(Records provided):
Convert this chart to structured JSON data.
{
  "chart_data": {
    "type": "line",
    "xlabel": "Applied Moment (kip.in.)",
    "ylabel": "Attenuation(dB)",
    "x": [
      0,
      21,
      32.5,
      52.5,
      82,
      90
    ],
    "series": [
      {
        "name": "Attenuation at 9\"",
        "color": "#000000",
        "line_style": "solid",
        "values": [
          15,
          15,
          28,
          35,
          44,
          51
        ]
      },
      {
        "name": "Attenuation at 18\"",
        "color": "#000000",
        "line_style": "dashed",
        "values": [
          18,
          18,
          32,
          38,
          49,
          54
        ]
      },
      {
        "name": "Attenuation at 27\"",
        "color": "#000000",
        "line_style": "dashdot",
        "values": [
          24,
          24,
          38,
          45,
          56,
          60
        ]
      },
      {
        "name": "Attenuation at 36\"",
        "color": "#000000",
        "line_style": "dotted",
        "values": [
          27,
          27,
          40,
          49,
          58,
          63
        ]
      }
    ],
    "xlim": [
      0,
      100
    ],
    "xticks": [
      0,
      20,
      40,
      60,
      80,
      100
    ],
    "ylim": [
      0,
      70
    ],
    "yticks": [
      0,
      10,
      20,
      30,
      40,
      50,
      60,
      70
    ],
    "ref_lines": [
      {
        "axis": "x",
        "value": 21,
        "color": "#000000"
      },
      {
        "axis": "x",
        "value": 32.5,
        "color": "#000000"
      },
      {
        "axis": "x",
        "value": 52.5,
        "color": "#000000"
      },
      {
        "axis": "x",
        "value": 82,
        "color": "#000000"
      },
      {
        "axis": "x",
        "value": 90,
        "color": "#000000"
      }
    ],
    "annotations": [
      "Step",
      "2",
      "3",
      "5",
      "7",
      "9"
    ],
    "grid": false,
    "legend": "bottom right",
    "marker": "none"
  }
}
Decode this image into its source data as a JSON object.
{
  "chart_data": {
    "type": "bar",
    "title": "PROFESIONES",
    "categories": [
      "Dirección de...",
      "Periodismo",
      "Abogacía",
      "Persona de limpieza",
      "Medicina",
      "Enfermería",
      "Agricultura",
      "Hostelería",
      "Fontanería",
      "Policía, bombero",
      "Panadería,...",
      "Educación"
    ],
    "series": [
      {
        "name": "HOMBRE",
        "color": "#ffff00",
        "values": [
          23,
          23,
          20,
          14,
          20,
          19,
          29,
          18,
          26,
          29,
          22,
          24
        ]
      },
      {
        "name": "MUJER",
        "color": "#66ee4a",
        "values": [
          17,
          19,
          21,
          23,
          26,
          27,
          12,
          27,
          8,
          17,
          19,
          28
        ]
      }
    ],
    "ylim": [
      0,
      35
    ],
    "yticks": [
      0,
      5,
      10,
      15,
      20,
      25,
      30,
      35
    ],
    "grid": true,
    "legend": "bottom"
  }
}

(Written task): Extract all of the data shown above without alteration.

(The reply):
Convert this chart to structured JSON data.
{
  "chart_data": {
    "type": "line",
    "xlabel": "Applied Moment (kip.in.)",
    "ylabel": "Attenuation(dB)",
    "x": [
      0,
      21,
      32.5,
      52.5,
      82,
      90
    ],
    "series": [
      {
        "name": "Attenuation at 9\"",
        "color": "#000000",
        "line_style": "solid",
        "values": [
          15,
          15,
          28,
          35,
          44,
          51
        ]
      },
      {
        "name": "Attenuation at 18\"",
        "color": "#000000",
        "line_style": "dashed",
        "values": [
          18,
          18,
          32,
          38,
          49,
          54
        ]
      },
      {
        "name": "Attenuation at 27\"",
        "color": "#000000",
        "line_style": "dashdot",
        "values": [
          24,
          24,
          38,
          45,
          56,
          60
        ]
      },
      {
        "name": "Attenuation at 36\"",
        "color": "#000000",
        "line_style": "dotted",
        "values": [
          27,
          27,
          40,
          49,
          58,
          63
        ]
      }
    ],
    "xlim": [
      0,
      100
    ],
    "xticks": [
      0,
      20,
      40,
      60,
      80,
      100
    ],
    "ylim": [
      0,
      70
    ],
    "yticks": [
      0,
      10,
      20,
      30,
      40,
      50,
      60,
      70
    ],
    "ref_lines": [
      {
        "axis": "x",
        "value": 21,
        "color": "#000000"
      },
      {
        "axis": "x",
        "value": 32.5,
        "color": "#000000"
      },
      {
        "axis": "x",
        "value": 52.5,
        "color": "#000000"
      },
      {
        "axis": "x",
        "value": 82,
        "color": "#000000"
      },
      {
        "axis": "x",
        "value": 90,
        "color": "#000000"
      }
    ],
    "annotations": [
      "Step",
      "2",
      "3",
      "5",
      "7",
      "9"
    ],
    "grid": false,
    "legend": "bottom right",
    "marker": "none"
  }
}
Decode this image into its source data as a JSON object.
{
  "chart_data": {
    "type": "bar",
    "title": "PROFESIONES",
    "categories": [
      "Dirección de...",
      "Periodismo",
      "Abogacía",
      "Persona de limpieza",
      "Medicina",
      "Enfermería",
      "Agricultura",
      "Hostelería",
      "Fontanería",
      "Policía, bombero",
      "Panadería,...",
      "Educación"
    ],
    "series": [
      {
        "name": "HOMBRE",
        "color": "#ffff00",
        "values": [
          23,
          23,
          20,
          14,
          20,
          19,
          29,
          18,
          26,
          29,
          22,
          24
        ]
      },
      {
        "name": "MUJER",
        "color": "#66ee4a",
        "values": [
          17,
          19,
          21,
          23,
          26,
          27,
          12,
          27,
          8,
          17,
          19,
          28
        ]
      }
    ],
    "ylim": [
      0,
      35
    ],
    "yticks": [
      0,
      5,
      10,
      15,
      20,
      25,
      30,
      35
    ],
    "grid": true,
    "legend": "bottom"
  }
}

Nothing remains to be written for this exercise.